(Data entries)

-- -- --

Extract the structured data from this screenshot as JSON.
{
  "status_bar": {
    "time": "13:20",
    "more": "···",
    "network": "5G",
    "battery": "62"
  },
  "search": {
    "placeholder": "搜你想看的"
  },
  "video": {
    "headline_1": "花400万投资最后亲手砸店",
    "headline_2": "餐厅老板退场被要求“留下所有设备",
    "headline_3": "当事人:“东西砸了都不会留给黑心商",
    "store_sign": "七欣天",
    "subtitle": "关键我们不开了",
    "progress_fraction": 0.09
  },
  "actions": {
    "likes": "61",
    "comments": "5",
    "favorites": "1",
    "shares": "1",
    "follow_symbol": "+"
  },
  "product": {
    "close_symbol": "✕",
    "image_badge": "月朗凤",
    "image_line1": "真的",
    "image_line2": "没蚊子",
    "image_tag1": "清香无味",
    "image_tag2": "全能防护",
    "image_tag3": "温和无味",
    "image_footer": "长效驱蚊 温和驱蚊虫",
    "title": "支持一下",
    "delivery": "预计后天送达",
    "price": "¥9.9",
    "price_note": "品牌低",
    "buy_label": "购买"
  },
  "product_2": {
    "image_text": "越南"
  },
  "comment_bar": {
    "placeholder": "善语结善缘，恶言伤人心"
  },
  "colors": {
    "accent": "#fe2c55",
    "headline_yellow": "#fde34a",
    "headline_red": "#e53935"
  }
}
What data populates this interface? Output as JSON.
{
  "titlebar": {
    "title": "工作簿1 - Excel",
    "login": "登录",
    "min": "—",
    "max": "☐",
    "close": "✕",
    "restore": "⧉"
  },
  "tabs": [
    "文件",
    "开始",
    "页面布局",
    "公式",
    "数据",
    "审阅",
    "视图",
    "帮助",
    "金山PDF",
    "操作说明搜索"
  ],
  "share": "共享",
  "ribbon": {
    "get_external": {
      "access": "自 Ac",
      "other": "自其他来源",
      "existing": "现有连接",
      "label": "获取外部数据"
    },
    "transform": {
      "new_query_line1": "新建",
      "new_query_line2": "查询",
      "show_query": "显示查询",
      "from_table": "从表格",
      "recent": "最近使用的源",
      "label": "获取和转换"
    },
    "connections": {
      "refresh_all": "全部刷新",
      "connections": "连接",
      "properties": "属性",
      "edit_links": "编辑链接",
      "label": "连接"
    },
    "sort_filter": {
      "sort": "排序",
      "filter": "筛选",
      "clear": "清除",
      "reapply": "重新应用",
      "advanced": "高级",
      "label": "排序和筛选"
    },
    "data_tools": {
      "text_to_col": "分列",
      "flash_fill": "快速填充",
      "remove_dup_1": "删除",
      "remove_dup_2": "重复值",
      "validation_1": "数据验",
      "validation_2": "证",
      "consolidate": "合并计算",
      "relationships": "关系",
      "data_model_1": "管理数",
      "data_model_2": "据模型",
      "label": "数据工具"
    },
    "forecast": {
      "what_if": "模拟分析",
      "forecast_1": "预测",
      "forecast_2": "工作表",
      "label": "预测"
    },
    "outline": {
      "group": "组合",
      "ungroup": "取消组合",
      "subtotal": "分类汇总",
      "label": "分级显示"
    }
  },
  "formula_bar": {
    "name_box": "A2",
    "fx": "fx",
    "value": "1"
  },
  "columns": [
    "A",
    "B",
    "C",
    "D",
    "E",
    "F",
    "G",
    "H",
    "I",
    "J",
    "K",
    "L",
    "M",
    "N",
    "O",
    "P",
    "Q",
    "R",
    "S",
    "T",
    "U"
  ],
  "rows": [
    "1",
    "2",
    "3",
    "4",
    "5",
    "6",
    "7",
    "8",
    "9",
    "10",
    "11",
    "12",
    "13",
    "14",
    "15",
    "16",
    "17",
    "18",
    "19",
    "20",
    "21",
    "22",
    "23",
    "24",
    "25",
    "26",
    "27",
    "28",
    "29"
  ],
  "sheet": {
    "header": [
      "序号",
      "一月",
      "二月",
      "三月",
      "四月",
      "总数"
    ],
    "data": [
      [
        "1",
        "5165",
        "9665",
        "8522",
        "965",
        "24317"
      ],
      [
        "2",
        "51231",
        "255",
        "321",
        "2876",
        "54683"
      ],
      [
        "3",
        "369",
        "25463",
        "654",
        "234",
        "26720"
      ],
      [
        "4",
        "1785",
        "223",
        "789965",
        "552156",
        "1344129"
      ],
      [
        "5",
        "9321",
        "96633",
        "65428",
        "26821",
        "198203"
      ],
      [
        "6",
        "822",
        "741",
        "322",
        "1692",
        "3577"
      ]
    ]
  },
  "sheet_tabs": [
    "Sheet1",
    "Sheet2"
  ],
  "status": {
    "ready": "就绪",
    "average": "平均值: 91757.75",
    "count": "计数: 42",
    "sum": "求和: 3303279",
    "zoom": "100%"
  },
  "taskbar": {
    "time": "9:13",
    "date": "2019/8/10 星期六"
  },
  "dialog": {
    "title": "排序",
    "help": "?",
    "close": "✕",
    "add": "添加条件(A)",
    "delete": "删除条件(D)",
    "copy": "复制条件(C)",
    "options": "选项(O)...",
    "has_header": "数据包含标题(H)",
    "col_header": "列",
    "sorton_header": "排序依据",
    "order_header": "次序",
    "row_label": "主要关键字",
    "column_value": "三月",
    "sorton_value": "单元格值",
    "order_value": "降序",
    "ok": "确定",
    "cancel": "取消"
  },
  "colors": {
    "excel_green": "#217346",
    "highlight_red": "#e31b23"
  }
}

-- -- --

• Aim of the exercise: Among the records above, find each line holding the string "placeholder" and pull it out.

• Response:
    "placeholder": "搜你想看的"
    "placeholder": "善语结善缘，恶言伤人心"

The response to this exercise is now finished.